**Objective:** Quote each record exactly, please, leaving none out.
· · ·
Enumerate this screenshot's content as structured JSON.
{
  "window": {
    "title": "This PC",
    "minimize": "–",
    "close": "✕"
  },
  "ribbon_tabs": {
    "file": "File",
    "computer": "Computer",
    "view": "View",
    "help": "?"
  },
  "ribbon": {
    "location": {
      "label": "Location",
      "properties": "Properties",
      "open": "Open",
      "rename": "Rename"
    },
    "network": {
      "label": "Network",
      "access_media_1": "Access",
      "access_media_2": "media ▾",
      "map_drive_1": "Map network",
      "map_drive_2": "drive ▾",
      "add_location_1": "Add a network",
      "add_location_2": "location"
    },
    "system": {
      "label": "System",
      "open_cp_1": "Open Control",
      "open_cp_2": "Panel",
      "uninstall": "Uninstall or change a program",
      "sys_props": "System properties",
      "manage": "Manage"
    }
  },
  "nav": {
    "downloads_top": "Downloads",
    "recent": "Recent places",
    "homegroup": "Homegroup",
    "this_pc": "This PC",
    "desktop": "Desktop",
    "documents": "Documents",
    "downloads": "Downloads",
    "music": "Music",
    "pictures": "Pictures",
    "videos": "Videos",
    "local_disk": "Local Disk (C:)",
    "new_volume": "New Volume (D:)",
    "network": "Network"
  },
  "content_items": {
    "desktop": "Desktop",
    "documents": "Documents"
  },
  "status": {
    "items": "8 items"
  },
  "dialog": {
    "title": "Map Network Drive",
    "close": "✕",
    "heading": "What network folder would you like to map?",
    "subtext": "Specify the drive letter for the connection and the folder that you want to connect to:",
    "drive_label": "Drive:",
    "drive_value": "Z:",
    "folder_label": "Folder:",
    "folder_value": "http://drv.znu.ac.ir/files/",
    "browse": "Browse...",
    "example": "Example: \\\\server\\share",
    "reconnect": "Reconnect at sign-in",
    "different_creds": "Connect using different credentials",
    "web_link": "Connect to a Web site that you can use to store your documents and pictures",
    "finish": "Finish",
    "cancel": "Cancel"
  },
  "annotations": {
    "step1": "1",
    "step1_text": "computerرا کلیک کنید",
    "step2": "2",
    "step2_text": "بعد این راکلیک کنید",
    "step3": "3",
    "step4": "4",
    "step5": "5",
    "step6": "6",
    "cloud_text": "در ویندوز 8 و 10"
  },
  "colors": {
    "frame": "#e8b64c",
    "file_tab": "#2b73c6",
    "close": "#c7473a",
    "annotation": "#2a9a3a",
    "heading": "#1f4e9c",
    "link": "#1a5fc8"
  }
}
· · ·
**Task answer:**
Enumerate this screenshot's content as structured JSON.
{
  "window": {
    "title": "This PC",
    "minimize": "–",
    "close": "✕"
  },
  "ribbon_tabs": {
    "file": "File",
    "computer": "Computer",
    "view": "View",
    "help": "?"
  },
  "ribbon": {
    "location": {
      "label": "Location",
      "properties": "Properties",
      "open": "Open",
      "rename": "Rename"
    },
    "network": {
      "label": "Network",
      "access_media_1": "Access",
      "access_media_2": "media ▾",
      "map_drive_1": "Map network",
      "map_drive_2": "drive ▾",
      "add_location_1": "Add a network",
      "add_location_2": "location"
    },
    "system": {
      "label": "System",
      "open_cp_1": "Open Control",
      "open_cp_2": "Panel",
      "uninstall": "Uninstall or change a program",
      "sys_props": "System properties",
      "manage": "Manage"
    }
  },
  "nav": {
    "downloads_top": "Downloads",
    "recent": "Recent places",
    "homegroup": "Homegroup",
    "this_pc": "This PC",
    "desktop": "Desktop",
    "documents": "Documents",
    "downloads": "Downloads",
    "music": "Music",
    "pictures": "Pictures",
    "videos": "Videos",
    "local_disk": "Local Disk (C:)",
    "new_volume": "New Volume (D:)",
    "network": "Network"
  },
  "content_items": {
    "desktop": "Desktop",
    "documents": "Documents"
  },
  "status": {
    "items": "8 items"
  },
  "dialog": {
    "title": "Map Network Drive",
    "close": "✕",
    "heading": "What network folder would you like to map?",
    "subtext": "Specify the drive letter for the connection and the folder that you want to connect to:",
    "drive_label": "Drive:",
    "drive_value": "Z:",
    "folder_label": "Folder:",
    "folder_value": "http://drv.znu.ac.ir/files/",
    "browse": "Browse...",
    "example": "Example: \\\\server\\share",
    "reconnect": "Reconnect at sign-in",
    "different_creds": "Connect using different credentials",
    "web_link": "Connect to a Web site that you can use to store your documents and pictures",
    "finish": "Finish",
    "cancel": "Cancel"
  },
  "annotations": {
    "step1": "1",
    "step1_text": "computerرا کلیک کنید",
    "step2": "2",
    "step2_text": "بعد این راکلیک کنید",
    "step3": "3",
    "step4": "4",
    "step5": "5",
    "step6": "6",
    "cloud_text": "در ویندوز 8 و 10"
  },
  "colors": {
    "frame": "#e8b64c",
    "file_tab": "#2b73c6",
    "close": "#c7473a",
    "annotation": "#2a9a3a",
    "heading": "#1f4e9c",
    "link": "#1a5fc8"
  }
}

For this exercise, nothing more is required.